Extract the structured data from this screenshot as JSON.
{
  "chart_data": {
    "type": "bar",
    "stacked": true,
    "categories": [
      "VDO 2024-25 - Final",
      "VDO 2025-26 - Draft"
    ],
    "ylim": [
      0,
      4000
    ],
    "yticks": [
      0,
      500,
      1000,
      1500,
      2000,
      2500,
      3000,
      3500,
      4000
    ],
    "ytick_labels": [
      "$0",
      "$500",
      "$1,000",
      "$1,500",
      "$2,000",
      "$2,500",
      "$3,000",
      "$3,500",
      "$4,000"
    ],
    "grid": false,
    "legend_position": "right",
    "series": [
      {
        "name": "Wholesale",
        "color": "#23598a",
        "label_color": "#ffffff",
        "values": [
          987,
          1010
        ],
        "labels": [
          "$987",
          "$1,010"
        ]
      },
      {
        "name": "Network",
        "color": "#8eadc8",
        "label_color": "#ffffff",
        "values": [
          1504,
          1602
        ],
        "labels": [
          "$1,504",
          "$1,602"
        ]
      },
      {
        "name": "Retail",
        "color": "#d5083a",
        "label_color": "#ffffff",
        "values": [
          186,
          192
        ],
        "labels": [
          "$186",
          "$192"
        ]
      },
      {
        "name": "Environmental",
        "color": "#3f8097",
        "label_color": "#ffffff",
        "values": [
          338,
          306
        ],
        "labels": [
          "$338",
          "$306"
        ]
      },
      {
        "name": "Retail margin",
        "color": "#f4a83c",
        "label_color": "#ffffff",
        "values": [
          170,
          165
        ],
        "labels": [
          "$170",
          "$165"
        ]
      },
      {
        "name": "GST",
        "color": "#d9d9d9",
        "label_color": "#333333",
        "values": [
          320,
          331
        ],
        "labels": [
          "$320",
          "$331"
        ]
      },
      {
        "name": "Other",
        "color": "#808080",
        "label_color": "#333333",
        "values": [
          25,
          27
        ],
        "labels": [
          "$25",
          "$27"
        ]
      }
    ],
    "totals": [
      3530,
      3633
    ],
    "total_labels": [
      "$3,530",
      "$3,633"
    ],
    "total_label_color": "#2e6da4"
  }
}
◇ ◇ ◇ ◇ ◇
PROMPT => Looking at the data above, show all lines where the word "name" occurs.

FULL SOLUTION =>
        "name": "Wholesale",
        "name": "Network",
        "name": "Retail",
        "name": "Environmental",
        "name": "Retail margin",
        "name": "GST",
        "name": "Other",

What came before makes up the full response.